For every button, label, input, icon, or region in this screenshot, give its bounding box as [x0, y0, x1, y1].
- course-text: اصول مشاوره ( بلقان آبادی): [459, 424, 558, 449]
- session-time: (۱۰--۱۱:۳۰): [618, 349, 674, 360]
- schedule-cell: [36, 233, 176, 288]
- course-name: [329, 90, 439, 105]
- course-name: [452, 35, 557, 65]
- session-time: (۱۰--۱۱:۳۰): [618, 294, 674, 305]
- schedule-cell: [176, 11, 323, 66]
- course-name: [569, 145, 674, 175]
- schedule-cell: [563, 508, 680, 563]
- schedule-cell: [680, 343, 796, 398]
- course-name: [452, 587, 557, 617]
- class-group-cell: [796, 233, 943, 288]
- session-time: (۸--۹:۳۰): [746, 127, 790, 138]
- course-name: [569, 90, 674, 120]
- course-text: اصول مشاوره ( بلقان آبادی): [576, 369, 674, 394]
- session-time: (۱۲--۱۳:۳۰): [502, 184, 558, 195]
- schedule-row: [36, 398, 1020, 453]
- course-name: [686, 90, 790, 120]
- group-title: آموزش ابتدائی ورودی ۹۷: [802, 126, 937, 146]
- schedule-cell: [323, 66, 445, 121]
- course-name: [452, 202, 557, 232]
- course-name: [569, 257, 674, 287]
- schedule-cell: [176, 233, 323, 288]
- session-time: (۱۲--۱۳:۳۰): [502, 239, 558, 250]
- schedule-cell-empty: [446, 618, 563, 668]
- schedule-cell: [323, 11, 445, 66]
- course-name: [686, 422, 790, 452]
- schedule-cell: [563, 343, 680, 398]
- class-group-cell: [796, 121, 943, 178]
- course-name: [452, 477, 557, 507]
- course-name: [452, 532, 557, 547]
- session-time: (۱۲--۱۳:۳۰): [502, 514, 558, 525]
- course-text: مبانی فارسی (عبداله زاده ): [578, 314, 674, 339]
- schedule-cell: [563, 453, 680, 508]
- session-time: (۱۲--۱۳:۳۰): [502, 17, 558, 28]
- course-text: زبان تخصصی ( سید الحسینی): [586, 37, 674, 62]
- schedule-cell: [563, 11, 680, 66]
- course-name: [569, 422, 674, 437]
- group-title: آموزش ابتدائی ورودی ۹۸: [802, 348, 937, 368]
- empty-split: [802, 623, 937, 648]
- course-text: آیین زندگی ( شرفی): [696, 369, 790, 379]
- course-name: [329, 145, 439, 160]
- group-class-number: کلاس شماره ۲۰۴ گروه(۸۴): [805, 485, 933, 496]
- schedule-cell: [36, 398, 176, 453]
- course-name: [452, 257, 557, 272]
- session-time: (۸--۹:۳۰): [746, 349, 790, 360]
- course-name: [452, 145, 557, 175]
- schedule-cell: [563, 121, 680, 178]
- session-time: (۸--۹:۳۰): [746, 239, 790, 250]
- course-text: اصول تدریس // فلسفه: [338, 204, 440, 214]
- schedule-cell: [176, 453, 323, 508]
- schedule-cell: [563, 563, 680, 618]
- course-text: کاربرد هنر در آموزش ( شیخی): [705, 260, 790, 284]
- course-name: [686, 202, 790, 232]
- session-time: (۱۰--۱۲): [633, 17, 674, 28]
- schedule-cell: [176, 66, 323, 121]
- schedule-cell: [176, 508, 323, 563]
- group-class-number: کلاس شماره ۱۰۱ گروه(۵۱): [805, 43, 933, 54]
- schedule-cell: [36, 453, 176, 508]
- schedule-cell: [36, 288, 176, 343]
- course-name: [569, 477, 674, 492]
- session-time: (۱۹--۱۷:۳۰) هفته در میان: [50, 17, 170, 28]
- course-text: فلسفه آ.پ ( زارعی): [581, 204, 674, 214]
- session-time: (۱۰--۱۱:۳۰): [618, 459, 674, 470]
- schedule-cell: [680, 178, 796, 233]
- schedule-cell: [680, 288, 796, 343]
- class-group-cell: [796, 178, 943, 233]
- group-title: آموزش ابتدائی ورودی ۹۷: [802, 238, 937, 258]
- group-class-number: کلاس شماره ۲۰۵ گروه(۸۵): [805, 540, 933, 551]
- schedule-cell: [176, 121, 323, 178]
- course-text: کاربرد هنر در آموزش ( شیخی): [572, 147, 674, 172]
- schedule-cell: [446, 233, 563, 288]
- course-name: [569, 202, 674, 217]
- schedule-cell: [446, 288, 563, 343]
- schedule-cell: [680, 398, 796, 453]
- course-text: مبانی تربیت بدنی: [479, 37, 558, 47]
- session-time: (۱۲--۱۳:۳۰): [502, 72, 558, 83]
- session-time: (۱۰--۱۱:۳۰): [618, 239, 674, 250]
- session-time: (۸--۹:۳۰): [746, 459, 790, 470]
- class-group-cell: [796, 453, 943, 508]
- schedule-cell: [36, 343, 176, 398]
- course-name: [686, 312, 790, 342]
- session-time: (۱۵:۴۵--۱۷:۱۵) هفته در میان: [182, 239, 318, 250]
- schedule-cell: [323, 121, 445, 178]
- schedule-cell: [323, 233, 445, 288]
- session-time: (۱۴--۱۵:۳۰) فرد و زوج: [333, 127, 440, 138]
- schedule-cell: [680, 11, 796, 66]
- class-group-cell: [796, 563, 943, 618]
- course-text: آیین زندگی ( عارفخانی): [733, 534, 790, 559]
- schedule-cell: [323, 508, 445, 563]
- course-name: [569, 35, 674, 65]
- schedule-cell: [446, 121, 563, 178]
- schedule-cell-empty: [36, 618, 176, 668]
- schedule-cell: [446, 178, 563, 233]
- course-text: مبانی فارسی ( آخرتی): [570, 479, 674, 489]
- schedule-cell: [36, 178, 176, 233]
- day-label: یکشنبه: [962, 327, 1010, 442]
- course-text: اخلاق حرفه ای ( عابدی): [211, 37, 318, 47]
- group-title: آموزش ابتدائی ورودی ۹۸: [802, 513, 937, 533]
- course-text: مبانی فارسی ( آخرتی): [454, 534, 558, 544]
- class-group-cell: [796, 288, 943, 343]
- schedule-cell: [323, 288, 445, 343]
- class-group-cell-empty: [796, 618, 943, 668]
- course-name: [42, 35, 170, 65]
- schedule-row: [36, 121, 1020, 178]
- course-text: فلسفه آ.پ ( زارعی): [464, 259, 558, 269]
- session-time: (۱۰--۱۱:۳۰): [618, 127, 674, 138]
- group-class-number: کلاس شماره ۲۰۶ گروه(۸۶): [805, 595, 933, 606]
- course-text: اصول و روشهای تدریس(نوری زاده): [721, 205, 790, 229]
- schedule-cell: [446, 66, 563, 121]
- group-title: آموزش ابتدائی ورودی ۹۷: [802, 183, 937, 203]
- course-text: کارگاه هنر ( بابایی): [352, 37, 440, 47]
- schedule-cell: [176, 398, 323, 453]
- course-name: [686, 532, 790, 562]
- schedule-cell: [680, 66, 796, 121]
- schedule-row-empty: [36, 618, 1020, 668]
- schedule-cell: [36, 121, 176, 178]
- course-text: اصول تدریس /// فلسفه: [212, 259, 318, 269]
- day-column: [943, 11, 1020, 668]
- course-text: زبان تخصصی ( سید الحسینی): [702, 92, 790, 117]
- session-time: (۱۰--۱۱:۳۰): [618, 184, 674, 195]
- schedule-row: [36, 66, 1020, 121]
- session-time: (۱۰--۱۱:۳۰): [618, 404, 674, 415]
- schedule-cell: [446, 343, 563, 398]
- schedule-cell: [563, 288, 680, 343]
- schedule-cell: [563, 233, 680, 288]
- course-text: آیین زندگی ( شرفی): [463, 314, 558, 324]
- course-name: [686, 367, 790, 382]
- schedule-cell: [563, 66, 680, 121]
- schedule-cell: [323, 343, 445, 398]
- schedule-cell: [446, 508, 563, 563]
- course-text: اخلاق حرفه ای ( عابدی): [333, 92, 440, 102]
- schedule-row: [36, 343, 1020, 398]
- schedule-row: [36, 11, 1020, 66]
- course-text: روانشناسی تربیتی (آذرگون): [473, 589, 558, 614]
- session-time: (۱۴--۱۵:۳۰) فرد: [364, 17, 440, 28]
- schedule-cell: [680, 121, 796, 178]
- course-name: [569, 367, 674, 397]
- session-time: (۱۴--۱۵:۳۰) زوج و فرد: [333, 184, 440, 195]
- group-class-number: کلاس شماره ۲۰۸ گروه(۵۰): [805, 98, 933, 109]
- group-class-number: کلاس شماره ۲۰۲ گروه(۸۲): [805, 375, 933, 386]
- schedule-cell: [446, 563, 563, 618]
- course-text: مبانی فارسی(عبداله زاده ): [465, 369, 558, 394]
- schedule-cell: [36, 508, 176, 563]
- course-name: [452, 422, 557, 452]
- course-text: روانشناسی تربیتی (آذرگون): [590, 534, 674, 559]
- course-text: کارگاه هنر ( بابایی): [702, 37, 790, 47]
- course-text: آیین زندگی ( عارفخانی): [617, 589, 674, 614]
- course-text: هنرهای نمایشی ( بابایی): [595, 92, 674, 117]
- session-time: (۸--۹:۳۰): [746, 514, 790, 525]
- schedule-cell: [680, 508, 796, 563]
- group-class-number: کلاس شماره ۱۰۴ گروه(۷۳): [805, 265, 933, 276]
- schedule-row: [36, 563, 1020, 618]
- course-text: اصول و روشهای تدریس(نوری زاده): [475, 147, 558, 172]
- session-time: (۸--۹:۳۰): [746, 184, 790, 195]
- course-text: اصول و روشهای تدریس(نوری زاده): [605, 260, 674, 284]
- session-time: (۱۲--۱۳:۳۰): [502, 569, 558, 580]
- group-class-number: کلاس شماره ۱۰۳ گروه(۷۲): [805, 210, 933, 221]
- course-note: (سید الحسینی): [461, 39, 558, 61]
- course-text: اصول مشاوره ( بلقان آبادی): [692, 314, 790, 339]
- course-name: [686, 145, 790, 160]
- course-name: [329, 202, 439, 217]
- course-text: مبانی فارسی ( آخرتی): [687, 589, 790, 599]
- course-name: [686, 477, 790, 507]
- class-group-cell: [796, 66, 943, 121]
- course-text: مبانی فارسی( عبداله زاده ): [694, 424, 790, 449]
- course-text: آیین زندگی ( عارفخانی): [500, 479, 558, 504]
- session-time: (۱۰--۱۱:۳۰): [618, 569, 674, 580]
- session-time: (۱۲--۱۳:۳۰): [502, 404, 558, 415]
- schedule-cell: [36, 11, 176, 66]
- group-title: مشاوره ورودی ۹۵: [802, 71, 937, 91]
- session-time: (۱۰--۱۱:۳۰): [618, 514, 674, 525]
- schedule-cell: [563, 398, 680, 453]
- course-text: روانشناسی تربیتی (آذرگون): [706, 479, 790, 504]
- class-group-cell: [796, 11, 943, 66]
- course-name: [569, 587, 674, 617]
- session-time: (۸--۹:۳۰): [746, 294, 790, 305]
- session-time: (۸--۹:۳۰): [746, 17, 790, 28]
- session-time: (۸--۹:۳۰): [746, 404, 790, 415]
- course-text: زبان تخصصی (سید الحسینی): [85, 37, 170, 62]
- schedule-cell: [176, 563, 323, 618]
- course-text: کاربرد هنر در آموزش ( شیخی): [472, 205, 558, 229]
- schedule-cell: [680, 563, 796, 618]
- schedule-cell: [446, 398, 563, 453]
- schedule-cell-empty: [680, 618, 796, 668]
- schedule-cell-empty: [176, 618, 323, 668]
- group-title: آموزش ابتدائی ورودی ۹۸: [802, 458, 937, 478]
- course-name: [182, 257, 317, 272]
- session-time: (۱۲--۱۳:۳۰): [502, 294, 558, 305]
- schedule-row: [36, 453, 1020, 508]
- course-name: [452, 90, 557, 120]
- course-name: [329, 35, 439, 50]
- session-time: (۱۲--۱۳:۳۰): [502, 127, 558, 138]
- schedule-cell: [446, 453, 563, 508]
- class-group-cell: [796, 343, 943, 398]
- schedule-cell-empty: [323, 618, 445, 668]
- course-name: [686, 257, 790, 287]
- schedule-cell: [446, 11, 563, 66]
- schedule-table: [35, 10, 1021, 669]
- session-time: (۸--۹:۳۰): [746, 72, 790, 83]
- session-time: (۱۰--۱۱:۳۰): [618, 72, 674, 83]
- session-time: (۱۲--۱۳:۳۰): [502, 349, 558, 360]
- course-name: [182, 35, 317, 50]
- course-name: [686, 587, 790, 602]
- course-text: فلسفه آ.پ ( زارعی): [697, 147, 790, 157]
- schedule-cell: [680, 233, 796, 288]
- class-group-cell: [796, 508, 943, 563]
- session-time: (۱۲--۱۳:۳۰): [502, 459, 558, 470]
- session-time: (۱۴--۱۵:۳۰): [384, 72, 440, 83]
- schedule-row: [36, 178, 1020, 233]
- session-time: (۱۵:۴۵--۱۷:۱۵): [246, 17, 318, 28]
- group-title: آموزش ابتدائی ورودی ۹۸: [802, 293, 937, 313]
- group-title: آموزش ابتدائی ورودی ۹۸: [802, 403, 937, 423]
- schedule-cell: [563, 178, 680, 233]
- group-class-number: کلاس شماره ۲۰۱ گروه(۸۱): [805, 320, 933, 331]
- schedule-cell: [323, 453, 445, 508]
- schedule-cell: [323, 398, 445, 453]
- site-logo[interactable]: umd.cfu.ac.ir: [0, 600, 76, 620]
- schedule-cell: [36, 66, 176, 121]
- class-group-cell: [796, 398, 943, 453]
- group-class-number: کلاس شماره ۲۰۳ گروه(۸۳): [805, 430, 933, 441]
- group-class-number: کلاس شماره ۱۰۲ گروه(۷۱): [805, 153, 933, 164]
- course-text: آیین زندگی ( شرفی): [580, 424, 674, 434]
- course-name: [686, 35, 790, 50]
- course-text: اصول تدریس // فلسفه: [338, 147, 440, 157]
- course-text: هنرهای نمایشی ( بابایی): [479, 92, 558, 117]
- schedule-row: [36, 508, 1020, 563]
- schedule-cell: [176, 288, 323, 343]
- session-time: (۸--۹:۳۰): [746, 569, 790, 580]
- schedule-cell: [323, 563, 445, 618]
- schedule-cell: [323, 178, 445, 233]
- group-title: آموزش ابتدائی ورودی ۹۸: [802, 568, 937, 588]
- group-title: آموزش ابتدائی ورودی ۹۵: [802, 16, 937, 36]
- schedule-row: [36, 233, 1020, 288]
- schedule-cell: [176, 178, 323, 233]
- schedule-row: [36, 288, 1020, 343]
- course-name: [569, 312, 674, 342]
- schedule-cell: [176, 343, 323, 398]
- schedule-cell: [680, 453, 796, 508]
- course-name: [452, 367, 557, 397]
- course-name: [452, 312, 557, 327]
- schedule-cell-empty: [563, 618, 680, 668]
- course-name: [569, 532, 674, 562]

════

**Work required:** How many of the rows above contain the string "روشهای"? Reply with the number alone.

**Right answer:** 3